**** Passage ****

Fulqrum Publishing Home   |   Register   |   Today Posts   |   Members   |   UserCP   |   Calendar   |   Search   |   FAQ

Go Back   Official Fulqrum Publishing forum > Fulqrum Publishing > IL-2 Sturmovik

IL-2 Sturmovik The famous combat flight simulator.

Reply
 
Thread Tools Display Modes
  #51  
Old 03-05-2010, 02:57 PM
Igo kyu's Avatar
Igo kyu Igo kyu is offline
Approved Member
 
Join Date: Sep 2008
Posts: 703
Default

Apparently, it's a bust.

http://games.slashdot.org/story/10/0...ked-In-One-Day

I still don't know whether SoW will be on UbiSoft.
Reply With Quote
  #52  
Old 03-05-2010, 03:32 PM
Blackdog_kt Blackdog_kt is offline
Approved Member
 
Join Date: Jan 2008
Posts: 2,715
Default

The comments on that slashdot page are hilarious

Quote:
Engineering hours building unbreakable DRM: $1.6M
Marketing devoted to managing customer hostility to new DRM: $800K
Lost sales due to customers boycotting your product: $2M
Having some wiseass kid from Sweden break your DRM on the first day: Priceless
Discovering you just spent a ton of money to make the pirated version more attractive: Doubly Priceless.

**** Data listing ****

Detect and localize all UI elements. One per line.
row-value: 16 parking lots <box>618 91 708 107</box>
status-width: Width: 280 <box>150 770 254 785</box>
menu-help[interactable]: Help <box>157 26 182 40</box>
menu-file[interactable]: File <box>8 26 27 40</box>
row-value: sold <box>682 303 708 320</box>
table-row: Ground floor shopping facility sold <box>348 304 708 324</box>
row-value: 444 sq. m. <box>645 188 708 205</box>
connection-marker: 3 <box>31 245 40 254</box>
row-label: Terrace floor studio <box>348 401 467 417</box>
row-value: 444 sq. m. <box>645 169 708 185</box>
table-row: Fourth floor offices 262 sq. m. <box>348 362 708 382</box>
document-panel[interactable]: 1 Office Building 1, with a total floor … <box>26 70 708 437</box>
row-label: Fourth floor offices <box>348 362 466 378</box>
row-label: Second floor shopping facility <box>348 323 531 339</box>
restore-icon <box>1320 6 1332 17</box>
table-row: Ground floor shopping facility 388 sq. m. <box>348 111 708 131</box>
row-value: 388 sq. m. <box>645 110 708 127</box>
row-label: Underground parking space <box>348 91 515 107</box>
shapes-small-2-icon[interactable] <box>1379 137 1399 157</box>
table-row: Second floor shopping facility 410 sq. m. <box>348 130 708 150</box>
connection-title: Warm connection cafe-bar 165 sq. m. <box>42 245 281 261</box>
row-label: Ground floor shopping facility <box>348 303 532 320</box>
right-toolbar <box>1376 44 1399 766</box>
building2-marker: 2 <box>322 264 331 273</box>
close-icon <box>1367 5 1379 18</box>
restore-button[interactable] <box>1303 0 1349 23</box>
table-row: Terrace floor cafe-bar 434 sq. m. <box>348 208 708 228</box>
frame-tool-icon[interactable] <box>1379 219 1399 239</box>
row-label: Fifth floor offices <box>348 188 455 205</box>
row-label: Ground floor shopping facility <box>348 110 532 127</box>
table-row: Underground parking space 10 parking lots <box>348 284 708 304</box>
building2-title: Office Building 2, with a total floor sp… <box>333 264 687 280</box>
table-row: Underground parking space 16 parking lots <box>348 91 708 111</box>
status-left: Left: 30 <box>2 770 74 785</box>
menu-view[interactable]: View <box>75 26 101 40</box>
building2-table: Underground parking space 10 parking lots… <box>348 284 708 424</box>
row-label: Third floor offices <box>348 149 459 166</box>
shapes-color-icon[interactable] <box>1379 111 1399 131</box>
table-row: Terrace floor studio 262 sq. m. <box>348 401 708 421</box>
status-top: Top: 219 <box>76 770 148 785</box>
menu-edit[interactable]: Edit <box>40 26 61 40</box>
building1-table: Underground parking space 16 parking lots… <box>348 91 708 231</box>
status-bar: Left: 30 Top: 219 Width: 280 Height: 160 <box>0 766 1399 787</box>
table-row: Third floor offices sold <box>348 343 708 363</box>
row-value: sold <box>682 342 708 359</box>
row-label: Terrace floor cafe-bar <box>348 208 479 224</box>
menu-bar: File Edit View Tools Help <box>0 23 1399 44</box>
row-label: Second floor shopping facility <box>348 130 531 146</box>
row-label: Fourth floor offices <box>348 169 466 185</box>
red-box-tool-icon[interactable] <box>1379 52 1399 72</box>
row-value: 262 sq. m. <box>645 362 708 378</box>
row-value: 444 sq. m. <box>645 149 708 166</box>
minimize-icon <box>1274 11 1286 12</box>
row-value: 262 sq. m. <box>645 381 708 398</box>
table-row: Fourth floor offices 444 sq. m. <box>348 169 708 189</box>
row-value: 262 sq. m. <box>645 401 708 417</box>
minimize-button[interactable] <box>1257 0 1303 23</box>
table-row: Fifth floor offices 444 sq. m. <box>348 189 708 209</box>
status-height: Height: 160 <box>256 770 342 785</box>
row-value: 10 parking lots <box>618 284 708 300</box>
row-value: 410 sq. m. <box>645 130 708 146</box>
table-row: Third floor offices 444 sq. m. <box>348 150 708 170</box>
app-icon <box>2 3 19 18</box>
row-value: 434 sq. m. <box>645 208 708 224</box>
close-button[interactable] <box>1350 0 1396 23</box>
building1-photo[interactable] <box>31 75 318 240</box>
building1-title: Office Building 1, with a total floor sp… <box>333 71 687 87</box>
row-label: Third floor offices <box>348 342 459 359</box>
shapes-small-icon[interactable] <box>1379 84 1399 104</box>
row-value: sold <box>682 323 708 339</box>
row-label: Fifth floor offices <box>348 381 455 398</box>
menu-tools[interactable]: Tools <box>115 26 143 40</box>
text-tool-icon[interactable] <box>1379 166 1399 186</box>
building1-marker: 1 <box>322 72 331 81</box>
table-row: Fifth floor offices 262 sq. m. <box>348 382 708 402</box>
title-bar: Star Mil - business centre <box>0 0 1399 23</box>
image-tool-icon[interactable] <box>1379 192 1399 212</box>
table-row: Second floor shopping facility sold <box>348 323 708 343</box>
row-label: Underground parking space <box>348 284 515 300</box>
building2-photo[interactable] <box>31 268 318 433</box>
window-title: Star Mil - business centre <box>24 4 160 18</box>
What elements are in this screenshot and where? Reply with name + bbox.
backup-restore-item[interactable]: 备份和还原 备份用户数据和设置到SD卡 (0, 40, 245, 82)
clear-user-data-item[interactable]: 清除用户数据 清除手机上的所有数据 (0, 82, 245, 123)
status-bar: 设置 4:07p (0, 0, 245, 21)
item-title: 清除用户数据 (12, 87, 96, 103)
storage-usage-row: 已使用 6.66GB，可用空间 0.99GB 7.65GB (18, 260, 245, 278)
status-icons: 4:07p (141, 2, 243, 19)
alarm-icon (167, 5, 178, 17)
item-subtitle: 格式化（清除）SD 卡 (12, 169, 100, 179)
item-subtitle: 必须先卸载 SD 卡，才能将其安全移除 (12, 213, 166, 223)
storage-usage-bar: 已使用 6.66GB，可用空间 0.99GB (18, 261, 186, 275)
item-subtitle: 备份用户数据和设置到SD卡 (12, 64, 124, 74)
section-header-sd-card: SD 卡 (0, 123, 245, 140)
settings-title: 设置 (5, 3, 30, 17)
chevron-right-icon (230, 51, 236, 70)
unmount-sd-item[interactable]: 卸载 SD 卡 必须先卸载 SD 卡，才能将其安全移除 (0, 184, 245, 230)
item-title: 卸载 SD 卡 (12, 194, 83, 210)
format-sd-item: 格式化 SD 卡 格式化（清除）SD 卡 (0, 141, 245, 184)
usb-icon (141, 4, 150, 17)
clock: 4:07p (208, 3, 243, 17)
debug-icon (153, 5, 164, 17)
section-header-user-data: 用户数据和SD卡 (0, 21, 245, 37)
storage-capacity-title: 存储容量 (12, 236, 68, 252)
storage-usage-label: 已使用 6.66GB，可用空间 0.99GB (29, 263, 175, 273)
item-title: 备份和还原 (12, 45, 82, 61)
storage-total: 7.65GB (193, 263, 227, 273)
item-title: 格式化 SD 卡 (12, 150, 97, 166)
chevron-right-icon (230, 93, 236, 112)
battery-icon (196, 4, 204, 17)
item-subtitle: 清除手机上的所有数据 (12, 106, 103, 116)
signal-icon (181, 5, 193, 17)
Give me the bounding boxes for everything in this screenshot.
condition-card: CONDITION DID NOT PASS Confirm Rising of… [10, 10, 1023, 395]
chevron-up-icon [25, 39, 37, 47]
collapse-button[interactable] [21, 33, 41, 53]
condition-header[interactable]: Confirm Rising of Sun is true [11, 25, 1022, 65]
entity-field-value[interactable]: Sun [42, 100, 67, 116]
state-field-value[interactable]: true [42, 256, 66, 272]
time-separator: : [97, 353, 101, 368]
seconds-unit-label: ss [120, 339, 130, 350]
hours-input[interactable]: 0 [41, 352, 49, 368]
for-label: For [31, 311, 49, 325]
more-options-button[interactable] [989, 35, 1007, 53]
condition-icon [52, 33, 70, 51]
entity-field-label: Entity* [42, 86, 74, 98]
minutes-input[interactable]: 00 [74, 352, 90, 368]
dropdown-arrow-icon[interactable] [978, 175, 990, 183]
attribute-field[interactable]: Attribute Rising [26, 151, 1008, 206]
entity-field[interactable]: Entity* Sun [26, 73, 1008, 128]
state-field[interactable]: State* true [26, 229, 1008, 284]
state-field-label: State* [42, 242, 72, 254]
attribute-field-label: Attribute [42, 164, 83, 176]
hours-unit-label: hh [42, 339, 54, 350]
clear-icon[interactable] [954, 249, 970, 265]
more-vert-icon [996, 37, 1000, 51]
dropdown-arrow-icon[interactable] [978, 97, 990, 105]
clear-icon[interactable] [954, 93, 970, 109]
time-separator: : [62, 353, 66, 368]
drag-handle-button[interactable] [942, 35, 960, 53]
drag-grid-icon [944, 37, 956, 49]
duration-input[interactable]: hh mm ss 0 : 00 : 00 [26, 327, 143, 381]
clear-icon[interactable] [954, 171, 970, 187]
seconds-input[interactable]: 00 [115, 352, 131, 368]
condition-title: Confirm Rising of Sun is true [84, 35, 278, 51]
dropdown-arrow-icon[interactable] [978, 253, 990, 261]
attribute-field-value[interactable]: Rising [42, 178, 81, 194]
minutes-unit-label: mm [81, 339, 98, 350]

****

### What needs to be done:
Revise the forum page from "Fulqrum Publishing Home" down to "combat flight simulator.", swapping "Fulqrum Publishing" for "Fulqrum Games" everywhere it appears in that span.

### Solution for this task:
Fulqrum Games Home   |   Register   |   Today Posts   |   Members   |   UserCP   |   Calendar   |   Search   |   FAQ

Go Back   Official Fulqrum Games forum > Fulqrum Games > IL-2 Sturmovik

IL-2 Sturmovik The famous combat flight simulator.